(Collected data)
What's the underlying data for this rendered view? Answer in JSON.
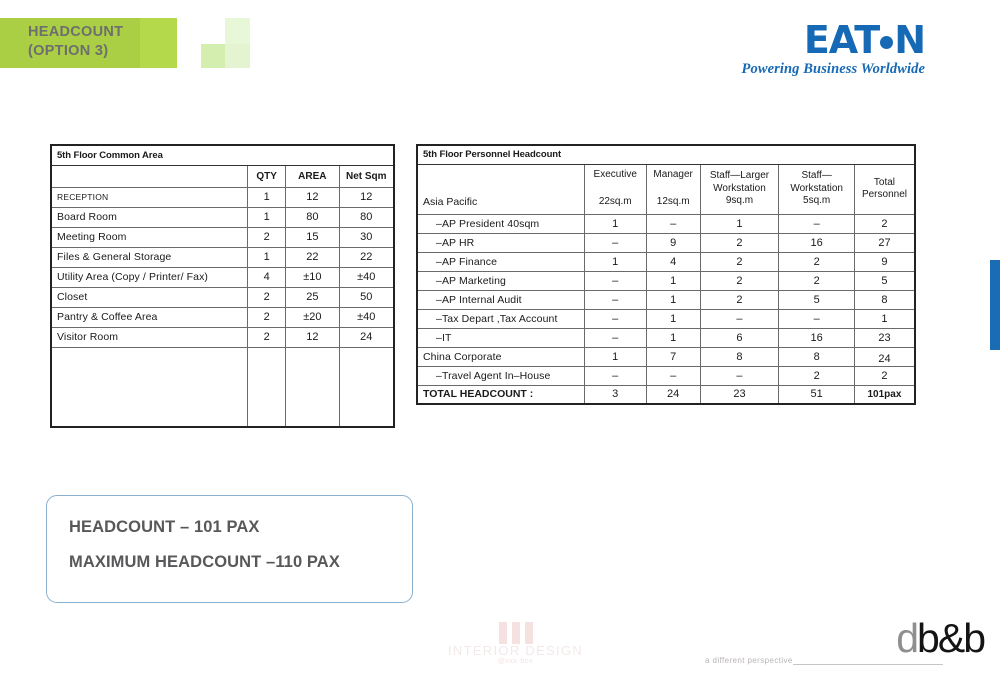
{
  "header": {
    "title": "HEADCOUNT\n(OPTION 3)",
    "accent_green": "#b4d94b",
    "accent_green_dark": "#aacf45"
  },
  "brand": {
    "name_part_1": "EAT",
    "name_part_2": "N",
    "dot_icon": "eaton-dot-icon",
    "tagline": "Powering Business Worldwide",
    "color": "#1669b5"
  },
  "edge_tab": {
    "color": "#1a6cb5"
  },
  "common_area_table": {
    "title": "5th Floor Common Area",
    "columns": [
      "5th Floor Common Area",
      "QTY",
      "AREA",
      "Net  Sqm"
    ],
    "rows": [
      {
        "name": "RECEPTION",
        "qty": "1",
        "area": "12",
        "net": "12",
        "style": "small"
      },
      {
        "name": "Board  Room",
        "qty": "1",
        "area": "80",
        "net": "80",
        "style": "normal"
      },
      {
        "name": "Meeting  Room",
        "qty": "2",
        "area": "15",
        "net": "30",
        "style": "normal"
      },
      {
        "name": "Files  &  General  Storage",
        "qty": "1",
        "area": "22",
        "net": "22",
        "style": "normal"
      },
      {
        "name": "Utility Area (Copy  /  Printer/ Fax)",
        "qty": "4",
        "area": "±10",
        "net": "±40",
        "style": "normal"
      },
      {
        "name": "Closet",
        "qty": "2",
        "area": "25",
        "net": "50",
        "style": "normal"
      },
      {
        "name": "Pantry  &  Coffee  Area",
        "qty": "2",
        "area": "±20",
        "net": "±40",
        "style": "normal"
      },
      {
        "name": "Visitor  Room",
        "qty": "2",
        "area": "12",
        "net": "24",
        "style": "normal"
      }
    ]
  },
  "headcount_table": {
    "title": "5th Floor Personnel Headcount",
    "region_label": "Asia  Pacific",
    "columns": [
      {
        "line1": "Executive",
        "line2": "22sq.m"
      },
      {
        "line1": "Manager",
        "line2": "12sq.m"
      },
      {
        "line1": "Staff—Larger",
        "line2": "Workstation",
        "line3": "9sq.m"
      },
      {
        "line1": "Staff—",
        "line2": "Workstation",
        "line3": "5sq.m"
      },
      {
        "line1": "Total",
        "line2": "Personnel"
      }
    ],
    "rows": [
      {
        "name": "–AP  President  40sqm",
        "indent": true,
        "executive": "1",
        "manager": "–",
        "staff_larger": "1",
        "staff_ws": "–",
        "total": "2"
      },
      {
        "name": "–AP  HR",
        "indent": true,
        "executive": "–",
        "manager": "9",
        "staff_larger": "2",
        "staff_ws": "16",
        "total": "27"
      },
      {
        "name": "–AP  Finance",
        "indent": true,
        "executive": "1",
        "manager": "4",
        "staff_larger": "2",
        "staff_ws": "2",
        "total": "9"
      },
      {
        "name": "–AP  Marketing",
        "indent": true,
        "executive": "–",
        "manager": "1",
        "staff_larger": "2",
        "staff_ws": "2",
        "total": "5"
      },
      {
        "name": "–AP  Internal  Audit",
        "indent": true,
        "executive": "–",
        "manager": "1",
        "staff_larger": "2",
        "staff_ws": "5",
        "total": "8"
      },
      {
        "name": "–Tax  Depart ,Tax  Account",
        "indent": true,
        "executive": "–",
        "manager": "1",
        "staff_larger": "–",
        "staff_ws": "–",
        "total": "1"
      },
      {
        "name": "–IT",
        "indent": true,
        "executive": "–",
        "manager": "1",
        "staff_larger": "6",
        "staff_ws": "16",
        "total": "23"
      },
      {
        "name": "China  Corporate",
        "indent": false,
        "executive": "1",
        "manager": "7",
        "staff_larger": "8",
        "staff_ws": "8",
        "total": "24"
      },
      {
        "name": "–Travel  Agent  In–House",
        "indent": true,
        "executive": "–",
        "manager": "–",
        "staff_larger": "–",
        "staff_ws": "2",
        "total": "2"
      }
    ],
    "total_row": {
      "label": "TOTAL HEADCOUNT :",
      "executive": "3",
      "manager": "24",
      "staff_larger": "23",
      "staff_ws": "51",
      "total": "101pax"
    }
  },
  "callout": {
    "line_1": "HEADCOUNT – 101 PAX",
    "line_2": "MAXIMUM HEADCOUNT –110 PAX",
    "border_color": "#8ab0cf",
    "text_color": "#58585a"
  },
  "footer": {
    "interior_design": {
      "mark_icon": "three-bars-icon",
      "name": "INTERIOR DESIGN",
      "sub": "@xxx-box"
    },
    "dbb": {
      "tagline": "a different perspective",
      "logo_d": "d",
      "logo_rest": "b&b"
    }
  }
}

▶ **Exercise directions**:
Copy out each record shown above without alteration, skipping any picture.

▶ **Exercise response**:
What's the underlying data for this rendered view? Answer in JSON.
{
  "header": {
    "title": "HEADCOUNT\n(OPTION 3)",
    "accent_green": "#b4d94b",
    "accent_green_dark": "#aacf45"
  },
  "brand": {
    "name_part_1": "EAT",
    "name_part_2": "N",
    "dot_icon": "eaton-dot-icon",
    "tagline": "Powering Business Worldwide",
    "color": "#1669b5"
  },
  "edge_tab": {
    "color": "#1a6cb5"
  },
  "common_area_table": {
    "title": "5th Floor Common Area",
    "columns": [
      "5th Floor Common Area",
      "QTY",
      "AREA",
      "Net  Sqm"
    ],
    "rows": [
      {
        "name": "RECEPTION",
        "qty": "1",
        "area": "12",
        "net": "12",
        "style": "small"
      },
      {
        "name": "Board  Room",
        "qty": "1",
        "area": "80",
        "net": "80",
        "style": "normal"
      },
      {
        "name": "Meeting  Room",
        "qty": "2",
        "area": "15",
        "net": "30",
        "style": "normal"
      },
      {
        "name": "Files  &  General  Storage",
        "qty": "1",
        "area": "22",
        "net": "22",
        "style": "normal"
      },
      {
        "name": "Utility Area (Copy  /  Printer/ Fax)",
        "qty": "4",
        "area": "±10",
        "net": "±40",
        "style": "normal"
      },
      {
        "name": "Closet",
        "qty": "2",
        "area": "25",
        "net": "50",
        "style": "normal"
      },
      {
        "name": "Pantry  &  Coffee  Area",
        "qty": "2",
        "area": "±20",
        "net": "±40",
        "style": "normal"
      },
      {
        "name": "Visitor  Room",
        "qty": "2",
        "area": "12",
        "net": "24",
        "style": "normal"
      }
    ]
  },
  "headcount_table": {
    "title": "5th Floor Personnel Headcount",
    "region_label": "Asia  Pacific",
    "columns": [
      {
        "line1": "Executive",
        "line2": "22sq.m"
      },
      {
        "line1": "Manager",
        "line2": "12sq.m"
      },
      {
        "line1": "Staff—Larger",
        "line2": "Workstation",
        "line3": "9sq.m"
      },
      {
        "line1": "Staff—",
        "line2": "Workstation",
        "line3": "5sq.m"
      },
      {
        "line1": "Total",
        "line2": "Personnel"
      }
    ],
    "rows": [
      {
        "name": "–AP  President  40sqm",
        "indent": true,
        "executive": "1",
        "manager": "–",
        "staff_larger": "1",
        "staff_ws": "–",
        "total": "2"
      },
      {
        "name": "–AP  HR",
        "indent": true,
        "executive": "–",
        "manager": "9",
        "staff_larger": "2",
        "staff_ws": "16",
        "total": "27"
      },
      {
        "name": "–AP  Finance",
        "indent": true,
        "executive": "1",
        "manager": "4",
        "staff_larger": "2",
        "staff_ws": "2",
        "total": "9"
      },
      {
        "name": "–AP  Marketing",
        "indent": true,
        "executive": "–",
        "manager": "1",
        "staff_larger": "2",
        "staff_ws": "2",
        "total": "5"
      },
      {
        "name": "–AP  Internal  Audit",
        "indent": true,
        "executive": "–",
        "manager": "1",
        "staff_larger": "2",
        "staff_ws": "5",
        "total": "8"
      },
      {
        "name": "–Tax  Depart ,Tax  Account",
        "indent": true,
        "executive": "–",
        "manager": "1",
        "staff_larger": "–",
        "staff_ws": "–",
        "total": "1"
      },
      {
        "name": "–IT",
        "indent": true,
        "executive": "–",
        "manager": "1",
        "staff_larger": "6",
        "staff_ws": "16",
        "total": "23"
      },
      {
        "name": "China  Corporate",
        "indent": false,
        "executive": "1",
        "manager": "7",
        "staff_larger": "8",
        "staff_ws": "8",
        "total": "24"
      },
      {
        "name": "–Travel  Agent  In–House",
        "indent": true,
        "executive": "–",
        "manager": "–",
        "staff_larger": "–",
        "staff_ws": "2",
        "total": "2"
      }
    ],
    "total_row": {
      "label": "TOTAL HEADCOUNT :",
      "executive": "3",
      "manager": "24",
      "staff_larger": "23",
      "staff_ws": "51",
      "total": "101pax"
    }
  },
  "callout": {
    "line_1": "HEADCOUNT – 101 PAX",
    "line_2": "MAXIMUM HEADCOUNT –110 PAX",
    "border_color": "#8ab0cf",
    "text_color": "#58585a"
  },
  "footer": {
    "interior_design": {
      "mark_icon": "three-bars-icon",
      "name": "INTERIOR DESIGN",
      "sub": "@xxx-box"
    },
    "dbb": {
      "tagline": "a different perspective",
      "logo_d": "d",
      "logo_rest": "b&b"
    }
  }
}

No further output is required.